**Short task**
Find each line with the word "JSON" and say how many there are, nothing else.

-- Begin Entries shown --

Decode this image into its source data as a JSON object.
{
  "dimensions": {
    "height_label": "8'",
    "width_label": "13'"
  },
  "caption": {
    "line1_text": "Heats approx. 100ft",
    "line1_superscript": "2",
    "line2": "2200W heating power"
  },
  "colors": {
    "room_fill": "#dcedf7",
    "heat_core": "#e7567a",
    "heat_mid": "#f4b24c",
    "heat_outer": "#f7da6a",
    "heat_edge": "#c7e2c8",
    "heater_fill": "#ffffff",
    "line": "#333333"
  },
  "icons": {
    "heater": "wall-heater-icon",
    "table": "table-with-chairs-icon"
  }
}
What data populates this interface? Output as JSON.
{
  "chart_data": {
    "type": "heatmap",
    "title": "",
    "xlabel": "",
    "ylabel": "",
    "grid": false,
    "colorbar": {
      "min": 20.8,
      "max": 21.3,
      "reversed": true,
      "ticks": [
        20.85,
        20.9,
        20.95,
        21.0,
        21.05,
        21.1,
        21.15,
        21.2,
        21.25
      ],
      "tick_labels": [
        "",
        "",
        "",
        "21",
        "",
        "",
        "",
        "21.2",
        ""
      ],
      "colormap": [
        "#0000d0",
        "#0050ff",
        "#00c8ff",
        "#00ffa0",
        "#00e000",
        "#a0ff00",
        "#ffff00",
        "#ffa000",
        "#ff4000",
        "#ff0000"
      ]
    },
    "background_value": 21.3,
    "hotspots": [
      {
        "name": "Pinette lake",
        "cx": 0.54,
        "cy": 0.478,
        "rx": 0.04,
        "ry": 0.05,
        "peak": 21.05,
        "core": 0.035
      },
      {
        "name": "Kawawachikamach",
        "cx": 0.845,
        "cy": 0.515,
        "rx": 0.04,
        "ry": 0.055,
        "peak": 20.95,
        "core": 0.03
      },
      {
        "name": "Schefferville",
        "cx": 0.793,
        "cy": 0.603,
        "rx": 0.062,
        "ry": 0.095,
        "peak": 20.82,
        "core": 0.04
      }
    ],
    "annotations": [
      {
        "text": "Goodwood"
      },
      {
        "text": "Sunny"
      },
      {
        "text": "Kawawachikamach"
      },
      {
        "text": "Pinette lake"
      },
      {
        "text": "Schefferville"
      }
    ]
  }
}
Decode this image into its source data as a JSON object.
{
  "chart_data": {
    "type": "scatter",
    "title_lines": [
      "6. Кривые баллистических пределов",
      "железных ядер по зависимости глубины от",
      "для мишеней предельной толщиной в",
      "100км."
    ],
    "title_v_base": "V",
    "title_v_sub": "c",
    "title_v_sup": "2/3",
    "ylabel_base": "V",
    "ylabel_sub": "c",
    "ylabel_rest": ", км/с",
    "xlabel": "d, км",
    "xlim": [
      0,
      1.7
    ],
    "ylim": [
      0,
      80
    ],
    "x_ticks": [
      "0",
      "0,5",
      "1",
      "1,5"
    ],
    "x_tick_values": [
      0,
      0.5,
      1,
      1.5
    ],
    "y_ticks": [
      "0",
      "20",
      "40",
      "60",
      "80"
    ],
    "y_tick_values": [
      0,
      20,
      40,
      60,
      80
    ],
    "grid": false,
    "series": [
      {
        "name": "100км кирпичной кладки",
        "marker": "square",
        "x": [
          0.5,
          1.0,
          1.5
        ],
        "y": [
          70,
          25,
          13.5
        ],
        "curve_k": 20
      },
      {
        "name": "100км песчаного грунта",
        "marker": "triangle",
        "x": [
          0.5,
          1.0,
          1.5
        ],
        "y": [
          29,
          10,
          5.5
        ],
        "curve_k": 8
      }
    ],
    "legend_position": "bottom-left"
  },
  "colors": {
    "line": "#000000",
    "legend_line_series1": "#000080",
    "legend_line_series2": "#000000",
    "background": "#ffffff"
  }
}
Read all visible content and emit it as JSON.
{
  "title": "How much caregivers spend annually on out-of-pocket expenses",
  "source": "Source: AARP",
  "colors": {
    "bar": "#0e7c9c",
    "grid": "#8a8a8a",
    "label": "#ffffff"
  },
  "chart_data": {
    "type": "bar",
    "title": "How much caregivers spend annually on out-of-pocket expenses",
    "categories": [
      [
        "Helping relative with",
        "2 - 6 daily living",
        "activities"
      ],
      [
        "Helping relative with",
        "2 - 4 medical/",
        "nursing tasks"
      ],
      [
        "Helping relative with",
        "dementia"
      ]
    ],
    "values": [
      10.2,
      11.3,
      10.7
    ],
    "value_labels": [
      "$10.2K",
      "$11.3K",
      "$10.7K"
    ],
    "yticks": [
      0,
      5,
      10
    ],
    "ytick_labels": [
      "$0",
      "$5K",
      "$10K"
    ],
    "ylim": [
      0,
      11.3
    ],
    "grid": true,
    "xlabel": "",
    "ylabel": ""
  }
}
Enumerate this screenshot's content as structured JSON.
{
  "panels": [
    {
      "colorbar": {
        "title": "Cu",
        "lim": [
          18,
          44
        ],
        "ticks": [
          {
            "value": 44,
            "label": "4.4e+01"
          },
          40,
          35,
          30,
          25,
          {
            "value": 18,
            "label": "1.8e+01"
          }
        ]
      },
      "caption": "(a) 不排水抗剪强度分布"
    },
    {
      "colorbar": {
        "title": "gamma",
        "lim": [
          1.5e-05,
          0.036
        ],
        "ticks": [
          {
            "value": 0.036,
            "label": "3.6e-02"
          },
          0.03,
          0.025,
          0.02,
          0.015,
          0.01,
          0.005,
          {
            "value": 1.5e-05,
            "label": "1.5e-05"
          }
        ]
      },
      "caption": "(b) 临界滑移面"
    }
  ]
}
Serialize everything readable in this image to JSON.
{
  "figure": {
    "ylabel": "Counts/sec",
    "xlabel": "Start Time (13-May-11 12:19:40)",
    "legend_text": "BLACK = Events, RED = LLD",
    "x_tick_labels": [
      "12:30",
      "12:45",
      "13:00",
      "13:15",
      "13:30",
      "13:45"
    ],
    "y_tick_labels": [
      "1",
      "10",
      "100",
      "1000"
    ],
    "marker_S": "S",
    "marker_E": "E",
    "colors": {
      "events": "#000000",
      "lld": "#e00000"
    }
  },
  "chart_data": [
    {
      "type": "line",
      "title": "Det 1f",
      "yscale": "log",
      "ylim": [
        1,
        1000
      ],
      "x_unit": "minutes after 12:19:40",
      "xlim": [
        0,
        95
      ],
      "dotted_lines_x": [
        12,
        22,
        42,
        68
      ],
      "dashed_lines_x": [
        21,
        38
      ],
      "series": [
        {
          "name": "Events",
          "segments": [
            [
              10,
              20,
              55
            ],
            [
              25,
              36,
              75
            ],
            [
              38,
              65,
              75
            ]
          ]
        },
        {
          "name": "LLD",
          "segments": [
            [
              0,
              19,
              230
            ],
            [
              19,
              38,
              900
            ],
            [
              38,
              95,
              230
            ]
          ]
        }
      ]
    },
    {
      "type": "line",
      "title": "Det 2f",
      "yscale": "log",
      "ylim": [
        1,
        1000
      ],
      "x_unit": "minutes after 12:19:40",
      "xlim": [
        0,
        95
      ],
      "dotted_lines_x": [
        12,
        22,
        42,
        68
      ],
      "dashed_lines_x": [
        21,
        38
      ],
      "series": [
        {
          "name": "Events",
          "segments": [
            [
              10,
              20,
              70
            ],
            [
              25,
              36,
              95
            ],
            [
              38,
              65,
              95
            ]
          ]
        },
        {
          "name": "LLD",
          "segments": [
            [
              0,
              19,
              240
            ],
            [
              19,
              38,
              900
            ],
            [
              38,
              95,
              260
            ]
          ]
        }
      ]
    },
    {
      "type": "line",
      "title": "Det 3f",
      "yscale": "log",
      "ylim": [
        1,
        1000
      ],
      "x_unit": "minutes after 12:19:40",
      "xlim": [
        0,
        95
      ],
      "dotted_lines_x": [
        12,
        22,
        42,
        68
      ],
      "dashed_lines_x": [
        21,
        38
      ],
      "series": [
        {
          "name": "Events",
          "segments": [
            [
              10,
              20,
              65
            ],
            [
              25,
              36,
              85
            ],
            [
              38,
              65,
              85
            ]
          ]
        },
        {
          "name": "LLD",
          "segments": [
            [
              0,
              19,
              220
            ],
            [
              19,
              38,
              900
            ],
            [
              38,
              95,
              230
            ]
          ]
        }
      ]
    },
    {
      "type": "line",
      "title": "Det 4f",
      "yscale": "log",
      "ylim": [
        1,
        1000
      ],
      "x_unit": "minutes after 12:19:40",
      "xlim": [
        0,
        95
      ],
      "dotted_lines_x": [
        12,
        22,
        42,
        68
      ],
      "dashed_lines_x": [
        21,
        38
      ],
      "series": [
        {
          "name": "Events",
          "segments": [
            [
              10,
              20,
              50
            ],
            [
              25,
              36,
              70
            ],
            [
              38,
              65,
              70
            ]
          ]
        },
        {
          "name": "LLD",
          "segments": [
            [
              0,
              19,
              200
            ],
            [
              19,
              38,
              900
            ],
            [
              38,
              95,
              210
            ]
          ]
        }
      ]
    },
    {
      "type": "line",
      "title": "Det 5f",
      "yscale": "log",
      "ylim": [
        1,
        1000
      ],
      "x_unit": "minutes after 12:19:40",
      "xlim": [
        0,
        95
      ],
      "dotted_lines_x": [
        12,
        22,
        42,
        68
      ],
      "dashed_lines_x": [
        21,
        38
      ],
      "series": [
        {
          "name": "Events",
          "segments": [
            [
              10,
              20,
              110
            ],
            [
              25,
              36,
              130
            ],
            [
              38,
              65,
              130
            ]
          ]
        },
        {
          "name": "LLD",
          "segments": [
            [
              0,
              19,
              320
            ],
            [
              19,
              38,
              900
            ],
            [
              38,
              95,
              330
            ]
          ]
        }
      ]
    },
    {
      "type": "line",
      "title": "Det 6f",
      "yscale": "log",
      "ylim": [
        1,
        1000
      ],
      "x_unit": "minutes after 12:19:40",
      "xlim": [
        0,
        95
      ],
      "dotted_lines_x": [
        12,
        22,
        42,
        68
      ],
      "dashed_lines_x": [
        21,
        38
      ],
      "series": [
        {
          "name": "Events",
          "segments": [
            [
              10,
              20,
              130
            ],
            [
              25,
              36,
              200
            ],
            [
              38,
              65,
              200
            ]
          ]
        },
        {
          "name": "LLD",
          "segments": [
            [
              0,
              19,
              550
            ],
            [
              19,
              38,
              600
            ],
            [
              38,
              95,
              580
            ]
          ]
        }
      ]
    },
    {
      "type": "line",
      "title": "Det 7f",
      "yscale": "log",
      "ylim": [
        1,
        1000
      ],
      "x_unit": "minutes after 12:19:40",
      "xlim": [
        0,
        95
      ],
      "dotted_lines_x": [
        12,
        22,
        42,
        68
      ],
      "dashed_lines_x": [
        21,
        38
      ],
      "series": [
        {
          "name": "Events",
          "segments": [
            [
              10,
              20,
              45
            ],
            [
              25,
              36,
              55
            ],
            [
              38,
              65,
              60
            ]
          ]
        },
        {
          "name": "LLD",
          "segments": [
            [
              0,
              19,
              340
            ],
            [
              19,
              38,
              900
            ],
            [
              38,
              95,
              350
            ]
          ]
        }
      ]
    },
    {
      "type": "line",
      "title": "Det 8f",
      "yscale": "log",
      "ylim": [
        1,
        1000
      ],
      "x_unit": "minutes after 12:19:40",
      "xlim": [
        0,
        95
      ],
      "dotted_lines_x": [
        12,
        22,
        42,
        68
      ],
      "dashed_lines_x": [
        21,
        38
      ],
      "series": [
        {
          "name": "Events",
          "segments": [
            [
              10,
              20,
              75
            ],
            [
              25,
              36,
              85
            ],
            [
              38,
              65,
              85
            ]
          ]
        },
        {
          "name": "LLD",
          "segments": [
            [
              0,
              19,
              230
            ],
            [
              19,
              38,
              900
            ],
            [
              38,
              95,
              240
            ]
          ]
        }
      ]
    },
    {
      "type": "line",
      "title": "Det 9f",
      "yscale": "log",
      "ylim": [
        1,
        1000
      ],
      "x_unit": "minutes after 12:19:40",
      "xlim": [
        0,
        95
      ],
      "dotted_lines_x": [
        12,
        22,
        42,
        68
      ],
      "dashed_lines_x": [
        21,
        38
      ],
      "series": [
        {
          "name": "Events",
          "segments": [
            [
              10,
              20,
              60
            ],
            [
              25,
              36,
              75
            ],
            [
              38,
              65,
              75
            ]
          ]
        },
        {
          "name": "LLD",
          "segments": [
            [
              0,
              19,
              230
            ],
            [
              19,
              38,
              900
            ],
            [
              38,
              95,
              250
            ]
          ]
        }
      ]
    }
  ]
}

-- End Entries shown --

**Solution**
6